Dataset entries
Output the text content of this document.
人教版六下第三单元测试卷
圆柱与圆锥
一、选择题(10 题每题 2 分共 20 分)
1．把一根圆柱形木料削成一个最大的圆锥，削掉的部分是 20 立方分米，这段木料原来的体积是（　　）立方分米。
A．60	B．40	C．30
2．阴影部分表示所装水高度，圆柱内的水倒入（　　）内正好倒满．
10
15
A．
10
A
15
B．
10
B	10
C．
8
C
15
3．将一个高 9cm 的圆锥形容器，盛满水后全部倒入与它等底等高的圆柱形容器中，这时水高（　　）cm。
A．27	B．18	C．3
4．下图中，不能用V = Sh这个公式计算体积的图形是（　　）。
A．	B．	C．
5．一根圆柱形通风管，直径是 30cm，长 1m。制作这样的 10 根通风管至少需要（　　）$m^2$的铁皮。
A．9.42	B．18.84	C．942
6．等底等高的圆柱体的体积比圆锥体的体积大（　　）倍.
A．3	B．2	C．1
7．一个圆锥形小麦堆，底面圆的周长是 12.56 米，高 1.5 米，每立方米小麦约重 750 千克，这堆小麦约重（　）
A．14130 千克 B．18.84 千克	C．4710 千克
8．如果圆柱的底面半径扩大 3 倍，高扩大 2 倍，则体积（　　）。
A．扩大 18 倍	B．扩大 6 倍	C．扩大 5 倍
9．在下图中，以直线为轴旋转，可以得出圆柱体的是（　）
...
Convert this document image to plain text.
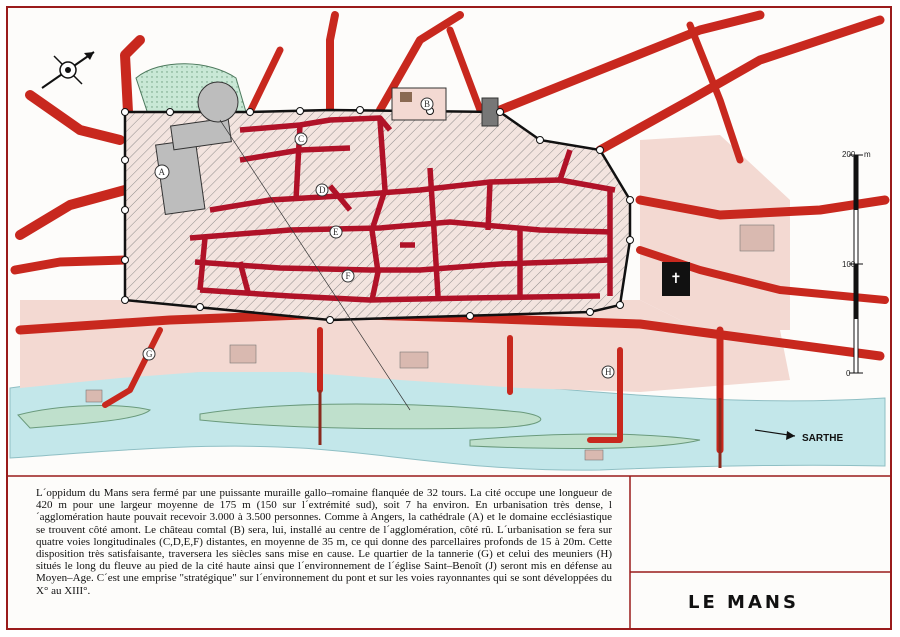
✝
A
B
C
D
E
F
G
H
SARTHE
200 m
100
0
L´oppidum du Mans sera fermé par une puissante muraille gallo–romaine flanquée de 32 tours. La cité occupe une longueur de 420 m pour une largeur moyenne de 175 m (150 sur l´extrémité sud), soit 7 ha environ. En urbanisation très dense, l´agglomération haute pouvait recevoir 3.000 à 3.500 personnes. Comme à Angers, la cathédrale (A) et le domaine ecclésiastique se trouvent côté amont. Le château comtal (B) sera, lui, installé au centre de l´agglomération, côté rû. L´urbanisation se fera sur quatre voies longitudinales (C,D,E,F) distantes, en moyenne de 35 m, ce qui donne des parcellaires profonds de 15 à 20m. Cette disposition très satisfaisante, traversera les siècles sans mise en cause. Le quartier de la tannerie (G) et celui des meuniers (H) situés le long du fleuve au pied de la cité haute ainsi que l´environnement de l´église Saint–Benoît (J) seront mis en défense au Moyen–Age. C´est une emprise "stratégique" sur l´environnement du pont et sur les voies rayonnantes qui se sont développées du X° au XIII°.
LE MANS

■ What the task asks
Spot every line that holds "text" and copy it.

■ Answer for the task
Output the text content of this document.
Convert this document image to plain text.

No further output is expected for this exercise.